**** 抜粋
日産ノートe-POWER NISMO(FF)
まだやれることがある 2017.04.19 試乗記 日産のコンパクトカー「ノート」のハイブリッドモデルをベースにNISMOが独自の改良を施したスポーツグレード「ノートe-POWER NISMO」。先進のシリーズハイブリッドシステムと、専用チューニングの足まわりが織り成す走りを試す。快適で運転しやすい
直接的にはもっぱら電気モーターでもって動くのに、“コンセント”はついていない。遠出をしたときでも最寄りの給電所の在りかを意識しながらソワソワ走る必要はなくて、エネルギー源の補給はもっぱら給油。ガソリン(レギュラーでOK)。つまり運用に関しては、内燃機関車のときと同じ感覚でいける。それでいて、アタリマエだが動力機関のフィーリングは(ほぼ)EVそのもの。
ハイブリッド車にしてはこのノート、動力機関がエラい運転しやすい。どれとはいわないけれど、比べたら、誇張でなく天国と地獄。「電気モーターは発進の瞬間から最大トルクを……」とかはよくいわれることだけれど、乗っていて感心するのはその快適さ。および、アクセルペダルの操作に対する反応の緻密さ。精度の高さ。日本のガソリンエンジン(+CVT)車や「電気的CVT」車の平均値と比べたら、ケタがひとつ違うぐらいの感じでイイ。そういう次第でこれ、「いったいどこがハイブリッドなんだよ!?」といいたくもなる。
********
**** データ抜粋
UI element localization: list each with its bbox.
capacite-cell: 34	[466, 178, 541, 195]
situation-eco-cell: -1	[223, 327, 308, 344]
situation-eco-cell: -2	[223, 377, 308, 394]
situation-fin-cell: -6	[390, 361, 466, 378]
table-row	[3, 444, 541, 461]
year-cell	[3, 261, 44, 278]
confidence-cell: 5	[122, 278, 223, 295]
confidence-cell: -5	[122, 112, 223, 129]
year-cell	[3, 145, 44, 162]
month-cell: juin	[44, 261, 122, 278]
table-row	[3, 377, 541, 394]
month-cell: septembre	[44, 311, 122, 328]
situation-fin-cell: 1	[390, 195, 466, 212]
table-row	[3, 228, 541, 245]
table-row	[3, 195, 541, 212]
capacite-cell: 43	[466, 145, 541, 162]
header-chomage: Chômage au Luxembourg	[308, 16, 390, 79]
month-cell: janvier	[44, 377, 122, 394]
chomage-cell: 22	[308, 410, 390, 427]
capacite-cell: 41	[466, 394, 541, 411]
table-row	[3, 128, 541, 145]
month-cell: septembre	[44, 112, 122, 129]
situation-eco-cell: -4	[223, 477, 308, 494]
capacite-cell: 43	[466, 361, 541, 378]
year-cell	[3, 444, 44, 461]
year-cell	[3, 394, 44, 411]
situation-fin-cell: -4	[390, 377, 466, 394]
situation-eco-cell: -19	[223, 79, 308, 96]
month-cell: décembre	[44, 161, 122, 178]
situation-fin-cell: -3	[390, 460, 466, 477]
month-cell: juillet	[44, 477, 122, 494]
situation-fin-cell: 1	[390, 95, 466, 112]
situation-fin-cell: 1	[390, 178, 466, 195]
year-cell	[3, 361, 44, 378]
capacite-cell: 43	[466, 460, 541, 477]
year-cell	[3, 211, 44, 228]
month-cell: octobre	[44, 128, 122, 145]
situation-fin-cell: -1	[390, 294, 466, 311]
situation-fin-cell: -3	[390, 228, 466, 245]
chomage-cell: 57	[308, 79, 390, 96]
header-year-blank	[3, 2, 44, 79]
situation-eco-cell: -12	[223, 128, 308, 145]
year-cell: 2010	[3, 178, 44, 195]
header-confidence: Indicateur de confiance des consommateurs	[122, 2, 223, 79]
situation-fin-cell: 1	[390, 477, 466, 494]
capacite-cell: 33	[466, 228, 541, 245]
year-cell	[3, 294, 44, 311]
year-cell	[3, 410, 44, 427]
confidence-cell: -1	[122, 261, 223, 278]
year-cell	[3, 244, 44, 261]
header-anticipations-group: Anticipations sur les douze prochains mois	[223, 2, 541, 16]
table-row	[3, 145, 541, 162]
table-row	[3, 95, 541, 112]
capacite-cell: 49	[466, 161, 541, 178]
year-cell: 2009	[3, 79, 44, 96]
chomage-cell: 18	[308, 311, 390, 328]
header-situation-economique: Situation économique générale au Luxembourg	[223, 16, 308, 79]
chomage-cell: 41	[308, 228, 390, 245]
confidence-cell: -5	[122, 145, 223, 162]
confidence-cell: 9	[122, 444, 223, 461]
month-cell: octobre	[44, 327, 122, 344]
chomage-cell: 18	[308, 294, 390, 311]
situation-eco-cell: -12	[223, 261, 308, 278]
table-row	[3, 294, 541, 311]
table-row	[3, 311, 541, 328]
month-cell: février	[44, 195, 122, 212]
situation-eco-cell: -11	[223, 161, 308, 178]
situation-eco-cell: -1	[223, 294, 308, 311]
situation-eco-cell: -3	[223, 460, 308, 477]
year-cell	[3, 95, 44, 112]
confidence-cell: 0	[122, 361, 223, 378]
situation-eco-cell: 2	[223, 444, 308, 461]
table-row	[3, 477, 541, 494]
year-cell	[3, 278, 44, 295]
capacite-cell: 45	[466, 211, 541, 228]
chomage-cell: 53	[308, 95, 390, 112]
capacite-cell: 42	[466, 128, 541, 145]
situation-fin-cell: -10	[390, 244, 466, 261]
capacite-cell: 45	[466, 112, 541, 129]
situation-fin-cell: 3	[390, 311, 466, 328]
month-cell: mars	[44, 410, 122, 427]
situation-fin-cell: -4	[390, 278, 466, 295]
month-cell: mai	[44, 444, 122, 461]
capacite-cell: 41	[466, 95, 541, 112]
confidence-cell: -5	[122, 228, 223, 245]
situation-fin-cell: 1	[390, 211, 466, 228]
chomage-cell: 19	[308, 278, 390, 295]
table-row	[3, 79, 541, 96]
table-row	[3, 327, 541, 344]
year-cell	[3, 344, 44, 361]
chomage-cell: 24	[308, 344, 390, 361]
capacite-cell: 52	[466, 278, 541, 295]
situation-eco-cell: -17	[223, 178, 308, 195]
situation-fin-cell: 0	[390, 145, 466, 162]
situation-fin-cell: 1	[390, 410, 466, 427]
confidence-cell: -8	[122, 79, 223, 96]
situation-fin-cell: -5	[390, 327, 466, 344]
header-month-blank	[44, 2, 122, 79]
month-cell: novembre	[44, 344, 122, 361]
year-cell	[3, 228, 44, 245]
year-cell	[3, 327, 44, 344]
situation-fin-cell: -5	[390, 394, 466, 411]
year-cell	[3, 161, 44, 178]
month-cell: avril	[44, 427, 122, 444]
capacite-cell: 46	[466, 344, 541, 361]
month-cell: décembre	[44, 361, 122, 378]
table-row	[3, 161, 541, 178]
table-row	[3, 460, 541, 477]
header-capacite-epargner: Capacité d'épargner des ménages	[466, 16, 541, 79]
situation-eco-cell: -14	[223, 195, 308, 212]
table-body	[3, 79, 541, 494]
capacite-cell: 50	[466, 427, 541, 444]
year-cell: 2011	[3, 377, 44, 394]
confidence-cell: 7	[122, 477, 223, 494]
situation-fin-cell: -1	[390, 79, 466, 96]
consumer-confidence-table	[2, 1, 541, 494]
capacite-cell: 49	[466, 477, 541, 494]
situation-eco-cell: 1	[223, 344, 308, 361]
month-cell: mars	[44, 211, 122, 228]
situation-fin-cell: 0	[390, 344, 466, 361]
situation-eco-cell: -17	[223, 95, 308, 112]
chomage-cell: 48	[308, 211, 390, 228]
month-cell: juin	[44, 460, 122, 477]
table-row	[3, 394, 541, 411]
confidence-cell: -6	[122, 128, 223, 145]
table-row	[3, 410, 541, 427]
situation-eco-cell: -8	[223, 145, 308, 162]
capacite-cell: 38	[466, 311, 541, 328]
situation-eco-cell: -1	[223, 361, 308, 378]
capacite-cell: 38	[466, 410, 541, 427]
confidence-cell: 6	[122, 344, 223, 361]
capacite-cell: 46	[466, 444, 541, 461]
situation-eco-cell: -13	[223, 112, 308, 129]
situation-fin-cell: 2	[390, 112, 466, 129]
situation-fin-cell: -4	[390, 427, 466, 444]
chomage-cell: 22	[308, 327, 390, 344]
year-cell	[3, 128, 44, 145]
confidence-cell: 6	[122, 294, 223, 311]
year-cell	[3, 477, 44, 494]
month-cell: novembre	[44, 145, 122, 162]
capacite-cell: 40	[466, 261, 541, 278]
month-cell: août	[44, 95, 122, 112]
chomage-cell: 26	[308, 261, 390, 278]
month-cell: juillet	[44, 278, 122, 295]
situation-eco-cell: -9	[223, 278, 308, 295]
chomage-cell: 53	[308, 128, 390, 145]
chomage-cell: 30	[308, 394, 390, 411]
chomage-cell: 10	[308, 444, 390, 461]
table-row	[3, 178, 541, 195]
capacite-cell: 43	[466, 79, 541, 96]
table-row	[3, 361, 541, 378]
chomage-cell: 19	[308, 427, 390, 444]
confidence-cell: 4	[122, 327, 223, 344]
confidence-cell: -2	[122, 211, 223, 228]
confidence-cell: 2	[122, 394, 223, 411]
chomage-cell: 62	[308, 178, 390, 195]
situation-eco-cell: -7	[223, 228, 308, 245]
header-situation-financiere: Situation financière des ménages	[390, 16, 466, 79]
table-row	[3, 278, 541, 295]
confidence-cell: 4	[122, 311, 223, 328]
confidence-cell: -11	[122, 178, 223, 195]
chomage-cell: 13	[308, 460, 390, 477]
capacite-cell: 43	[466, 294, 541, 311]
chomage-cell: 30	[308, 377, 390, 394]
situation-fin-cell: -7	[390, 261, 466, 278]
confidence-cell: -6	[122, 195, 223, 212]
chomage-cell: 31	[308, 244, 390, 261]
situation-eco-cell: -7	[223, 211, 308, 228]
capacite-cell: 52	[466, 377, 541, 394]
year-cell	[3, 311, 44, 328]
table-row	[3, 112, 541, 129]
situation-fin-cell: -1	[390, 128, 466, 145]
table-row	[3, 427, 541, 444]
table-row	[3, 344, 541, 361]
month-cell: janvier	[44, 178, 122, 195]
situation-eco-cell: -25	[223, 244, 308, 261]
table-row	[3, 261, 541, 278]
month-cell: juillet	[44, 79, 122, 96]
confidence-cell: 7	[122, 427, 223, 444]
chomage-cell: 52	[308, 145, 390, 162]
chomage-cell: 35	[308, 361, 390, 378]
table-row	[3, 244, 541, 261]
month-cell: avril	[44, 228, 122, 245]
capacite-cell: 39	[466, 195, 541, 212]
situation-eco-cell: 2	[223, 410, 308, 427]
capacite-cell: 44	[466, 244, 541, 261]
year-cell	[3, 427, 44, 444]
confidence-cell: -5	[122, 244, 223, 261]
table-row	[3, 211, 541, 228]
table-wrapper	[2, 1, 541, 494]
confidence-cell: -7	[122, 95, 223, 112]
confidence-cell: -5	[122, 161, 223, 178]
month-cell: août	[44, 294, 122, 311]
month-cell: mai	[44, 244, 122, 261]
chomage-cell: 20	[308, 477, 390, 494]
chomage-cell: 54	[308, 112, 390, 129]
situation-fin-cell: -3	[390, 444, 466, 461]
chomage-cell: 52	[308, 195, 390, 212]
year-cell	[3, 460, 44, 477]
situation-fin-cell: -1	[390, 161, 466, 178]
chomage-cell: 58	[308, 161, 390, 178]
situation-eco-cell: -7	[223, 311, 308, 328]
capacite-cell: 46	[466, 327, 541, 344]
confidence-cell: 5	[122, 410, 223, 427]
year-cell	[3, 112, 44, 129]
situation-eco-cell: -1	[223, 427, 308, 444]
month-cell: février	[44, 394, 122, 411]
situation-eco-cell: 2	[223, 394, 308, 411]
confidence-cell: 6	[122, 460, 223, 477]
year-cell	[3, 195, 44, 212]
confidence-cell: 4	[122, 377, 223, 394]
********
• [依頼事項]
[a] 試乗記を最初から最後まで、原文どおりに書き出してください。
[b] データの行を、先頭の行から始めて「261, 122, 278]」を含む行で終わるまで、両端の行も含めて原文どおりにもう一度示してください。

• [各依頼の解答]
[a]
日産ノートe-POWER NISMO(FF)
まだやれることがある 2017.04.19 試乗記 日産のコンパクトカー「ノート」のハイブリッドモデルをベースにNISMOが独自の改良を施したスポーツグレード「ノートe-POWER NISMO」。先進のシリーズハイブリッドシステムと、専用チューニングの足まわりが織り成す走りを試す。快適で運転しやすい
直接的にはもっぱら電気モーターでもって動くのに、“コンセント”はついていない。遠出をしたときでも最寄りの給電所の在りかを意識しながらソワソワ走る必要はなくて、エネルギー源の補給はもっぱら給油。ガソリン(レギュラーでOK)。つまり運用に関しては、内燃機関車のときと同じ感覚でいける。それでいて、アタリマエだが動力機関のフィーリングは(ほぼ)EVそのもの。
ハイブリッド車にしてはこのノート、動力機関がエラい運転しやすい。どれとはいわないけれど、比べたら、誇張でなく天国と地獄。「電気モーターは発進の瞬間から最大トルクを……」とかはよくいわれることだけれど、乗っていて感心するのはその快適さ。および、アクセルペダルの操作に対する反応の緻密さ。精度の高さ。日本のガソリンエンジン(+CVT)車や「電気的CVT」車の平均値と比べたら、ケタがひとつ違うぐらいの感じでイイ。そういう次第でこれ、「いったいどこがハイブリッドなんだよ!?」といいたくもなる。

[b]
UI element localization: list each with its bbox.
capacite-cell: 34	[466, 178, 541, 195]
situation-eco-cell: -1	[223, 327, 308, 344]
situation-eco-cell: -2	[223, 377, 308, 394]
situation-fin-cell: -6	[390, 361, 466, 378]
table-row	[3, 444, 541, 461]
year-cell	[3, 261, 44, 278]
confidence-cell: 5	[122, 278, 223, 295]
confidence-cell: -5	[122, 112, 223, 129]
year-cell	[3, 145, 44, 162]
month-cell: juin	[44, 261, 122, 278]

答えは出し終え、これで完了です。